**Problem:** All entries are to be given again verbatim.

#### Entries provided

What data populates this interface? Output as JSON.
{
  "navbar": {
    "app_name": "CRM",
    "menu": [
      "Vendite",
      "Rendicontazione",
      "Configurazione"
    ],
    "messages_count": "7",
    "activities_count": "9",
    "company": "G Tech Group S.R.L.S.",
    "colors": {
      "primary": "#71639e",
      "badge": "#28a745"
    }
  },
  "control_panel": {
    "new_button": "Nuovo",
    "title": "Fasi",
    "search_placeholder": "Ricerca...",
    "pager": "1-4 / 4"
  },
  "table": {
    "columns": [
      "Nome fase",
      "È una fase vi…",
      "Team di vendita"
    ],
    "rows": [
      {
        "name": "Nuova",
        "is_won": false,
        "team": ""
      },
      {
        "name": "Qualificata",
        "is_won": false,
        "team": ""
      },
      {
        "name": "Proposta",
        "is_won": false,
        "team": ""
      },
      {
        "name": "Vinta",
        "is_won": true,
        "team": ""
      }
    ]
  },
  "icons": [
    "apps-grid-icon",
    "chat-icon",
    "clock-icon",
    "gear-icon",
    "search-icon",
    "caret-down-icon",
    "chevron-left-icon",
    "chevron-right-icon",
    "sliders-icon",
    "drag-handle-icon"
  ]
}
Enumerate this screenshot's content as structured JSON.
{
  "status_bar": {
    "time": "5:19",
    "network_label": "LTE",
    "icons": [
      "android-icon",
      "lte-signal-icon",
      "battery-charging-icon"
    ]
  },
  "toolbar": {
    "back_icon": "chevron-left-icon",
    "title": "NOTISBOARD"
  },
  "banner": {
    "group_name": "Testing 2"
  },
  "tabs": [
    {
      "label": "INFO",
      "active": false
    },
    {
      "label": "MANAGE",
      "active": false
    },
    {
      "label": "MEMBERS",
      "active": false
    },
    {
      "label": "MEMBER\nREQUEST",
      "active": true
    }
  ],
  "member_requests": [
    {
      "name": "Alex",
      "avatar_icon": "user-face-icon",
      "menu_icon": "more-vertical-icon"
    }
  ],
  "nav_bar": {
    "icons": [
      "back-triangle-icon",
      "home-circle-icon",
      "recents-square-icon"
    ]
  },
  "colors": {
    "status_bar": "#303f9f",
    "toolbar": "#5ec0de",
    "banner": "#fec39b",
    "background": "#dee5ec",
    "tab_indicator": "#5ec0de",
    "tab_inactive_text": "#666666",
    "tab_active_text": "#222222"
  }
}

########

**Result below:**
What data populates this interface? Output as JSON.
{
  "navbar": {
    "app_name": "CRM",
    "menu": [
      "Vendite",
      "Rendicontazione",
      "Configurazione"
    ],
    "messages_count": "7",
    "activities_count": "9",
    "company": "G Tech Group S.R.L.S.",
    "colors": {
      "primary": "#71639e",
      "badge": "#28a745"
    }
  },
  "control_panel": {
    "new_button": "Nuovo",
    "title": "Fasi",
    "search_placeholder": "Ricerca...",
    "pager": "1-4 / 4"
  },
  "table": {
    "columns": [
      "Nome fase",
      "È una fase vi…",
      "Team di vendita"
    ],
    "rows": [
      {
        "name": "Nuova",
        "is_won": false,
        "team": ""
      },
      {
        "name": "Qualificata",
        "is_won": false,
        "team": ""
      },
      {
        "name": "Proposta",
        "is_won": false,
        "team": ""
      },
      {
        "name": "Vinta",
        "is_won": true,
        "team": ""
      }
    ]
  },
  "icons": [
    "apps-grid-icon",
    "chat-icon",
    "clock-icon",
    "gear-icon",
    "search-icon",
    "caret-down-icon",
    "chevron-left-icon",
    "chevron-right-icon",
    "sliders-icon",
    "drag-handle-icon"
  ]
}
Enumerate this screenshot's content as structured JSON.
{
  "status_bar": {
    "time": "5:19",
    "network_label": "LTE",
    "icons": [
      "android-icon",
      "lte-signal-icon",
      "battery-charging-icon"
    ]
  },
  "toolbar": {
    "back_icon": "chevron-left-icon",
    "title": "NOTISBOARD"
  },
  "banner": {
    "group_name": "Testing 2"
  },
  "tabs": [
    {
      "label": "INFO",
      "active": false
    },
    {
      "label": "MANAGE",
      "active": false
    },
    {
      "label": "MEMBERS",
      "active": false
    },
    {
      "label": "MEMBER\nREQUEST",
      "active": true
    }
  ],
  "member_requests": [
    {
      "name": "Alex",
      "avatar_icon": "user-face-icon",
      "menu_icon": "more-vertical-icon"
    }
  ],
  "nav_bar": {
    "icons": [
      "back-triangle-icon",
      "home-circle-icon",
      "recents-square-icon"
    ]
  },
  "colors": {
    "status_bar": "#303f9f",
    "toolbar": "#5ec0de",
    "banner": "#fec39b",
    "background": "#dee5ec",
    "tab_indicator": "#5ec0de",
    "tab_inactive_text": "#666666",
    "tab_active_text": "#222222"
  }
}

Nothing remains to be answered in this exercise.